● **Exercise**
Your task is to extract every line from the material below exactly.

-- Begin --

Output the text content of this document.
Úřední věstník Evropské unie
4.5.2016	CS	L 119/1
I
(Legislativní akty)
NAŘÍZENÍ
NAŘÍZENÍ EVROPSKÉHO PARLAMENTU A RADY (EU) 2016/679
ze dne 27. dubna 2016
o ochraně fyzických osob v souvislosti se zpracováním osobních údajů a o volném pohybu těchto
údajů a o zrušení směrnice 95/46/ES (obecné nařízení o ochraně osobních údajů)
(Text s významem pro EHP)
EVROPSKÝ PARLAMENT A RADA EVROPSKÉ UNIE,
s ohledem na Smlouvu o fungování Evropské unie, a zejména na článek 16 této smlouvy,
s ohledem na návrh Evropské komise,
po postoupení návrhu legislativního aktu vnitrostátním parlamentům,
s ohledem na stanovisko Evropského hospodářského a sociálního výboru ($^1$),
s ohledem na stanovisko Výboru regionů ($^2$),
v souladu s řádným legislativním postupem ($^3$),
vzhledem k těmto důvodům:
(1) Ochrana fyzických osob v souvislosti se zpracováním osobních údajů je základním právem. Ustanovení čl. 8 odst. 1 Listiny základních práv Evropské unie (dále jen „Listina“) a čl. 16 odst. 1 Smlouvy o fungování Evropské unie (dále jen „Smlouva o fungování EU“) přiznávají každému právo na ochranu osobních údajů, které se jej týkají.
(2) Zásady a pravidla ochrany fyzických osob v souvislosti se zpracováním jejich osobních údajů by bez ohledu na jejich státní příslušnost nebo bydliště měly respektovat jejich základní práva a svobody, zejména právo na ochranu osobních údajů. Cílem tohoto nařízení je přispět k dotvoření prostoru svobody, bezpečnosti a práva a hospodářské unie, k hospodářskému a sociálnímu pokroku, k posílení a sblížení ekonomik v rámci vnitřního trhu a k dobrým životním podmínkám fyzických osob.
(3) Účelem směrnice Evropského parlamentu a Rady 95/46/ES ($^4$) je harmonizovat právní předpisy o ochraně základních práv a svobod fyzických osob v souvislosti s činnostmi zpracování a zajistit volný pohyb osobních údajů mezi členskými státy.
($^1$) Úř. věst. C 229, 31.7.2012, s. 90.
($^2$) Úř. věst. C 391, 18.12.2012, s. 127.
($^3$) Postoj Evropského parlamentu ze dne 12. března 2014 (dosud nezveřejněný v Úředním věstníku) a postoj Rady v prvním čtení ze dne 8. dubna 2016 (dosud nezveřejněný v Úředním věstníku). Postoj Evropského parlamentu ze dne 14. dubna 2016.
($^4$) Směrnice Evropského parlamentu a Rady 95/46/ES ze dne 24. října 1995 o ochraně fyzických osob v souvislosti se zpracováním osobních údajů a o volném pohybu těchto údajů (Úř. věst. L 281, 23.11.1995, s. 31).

-- End --

● **Result of this task**
Output the text content of this document.
Úřední věstník Evropské unie
4.5.2016	CS	L 119/1
I
(Legislativní akty)
NAŘÍZENÍ
NAŘÍZENÍ EVROPSKÉHO PARLAMENTU A RADY (EU) 2016/679
ze dne 27. dubna 2016
o ochraně fyzických osob v souvislosti se zpracováním osobních údajů a o volném pohybu těchto
údajů a o zrušení směrnice 95/46/ES (obecné nařízení o ochraně osobních údajů)
(Text s významem pro EHP)
EVROPSKÝ PARLAMENT A RADA EVROPSKÉ UNIE,
s ohledem na Smlouvu o fungování Evropské unie, a zejména na článek 16 této smlouvy,
s ohledem na návrh Evropské komise,
po postoupení návrhu legislativního aktu vnitrostátním parlamentům,
s ohledem na stanovisko Evropského hospodářského a sociálního výboru ($^1$),
s ohledem na stanovisko Výboru regionů ($^2$),
v souladu s řádným legislativním postupem ($^3$),
vzhledem k těmto důvodům:
(1) Ochrana fyzických osob v souvislosti se zpracováním osobních údajů je základním právem. Ustanovení čl. 8 odst. 1 Listiny základních práv Evropské unie (dále jen „Listina“) a čl. 16 odst. 1 Smlouvy o fungování Evropské unie (dále jen „Smlouva o fungování EU“) přiznávají každému právo na ochranu osobních údajů, které se jej týkají.
(2) Zásady a pravidla ochrany fyzických osob v souvislosti se zpracováním jejich osobních údajů by bez ohledu na jejich státní příslušnost nebo bydliště měly respektovat jejich základní práva a svobody, zejména právo na ochranu osobních údajů. Cílem tohoto nařízení je přispět k dotvoření prostoru svobody, bezpečnosti a práva a hospodářské unie, k hospodářskému a sociálnímu pokroku, k posílení a sblížení ekonomik v rámci vnitřního trhu a k dobrým životním podmínkám fyzických osob.
(3) Účelem směrnice Evropského parlamentu a Rady 95/46/ES ($^4$) je harmonizovat právní předpisy o ochraně základních práv a svobod fyzických osob v souvislosti s činnostmi zpracování a zajistit volný pohyb osobních údajů mezi členskými státy.
($^1$) Úř. věst. C 229, 31.7.2012, s. 90.
($^2$) Úř. věst. C 391, 18.12.2012, s. 127.
($^3$) Postoj Evropského parlamentu ze dne 12. března 2014 (dosud nezveřejněný v Úředním věstníku) a postoj Rady v prvním čtení ze dne 8. dubna 2016 (dosud nezveřejněný v Úředním věstníku). Postoj Evropského parlamentu ze dne 14. dubna 2016.
($^4$) Směrnice Evropského parlamentu a Rady 95/46/ES ze dne 24. října 1995 o ochraně fyzických osob v souvislosti se zpracováním osobních údajů a o volném pohybu těchto údajů (Úř. věst. L 281, 23.11.1995, s. 31).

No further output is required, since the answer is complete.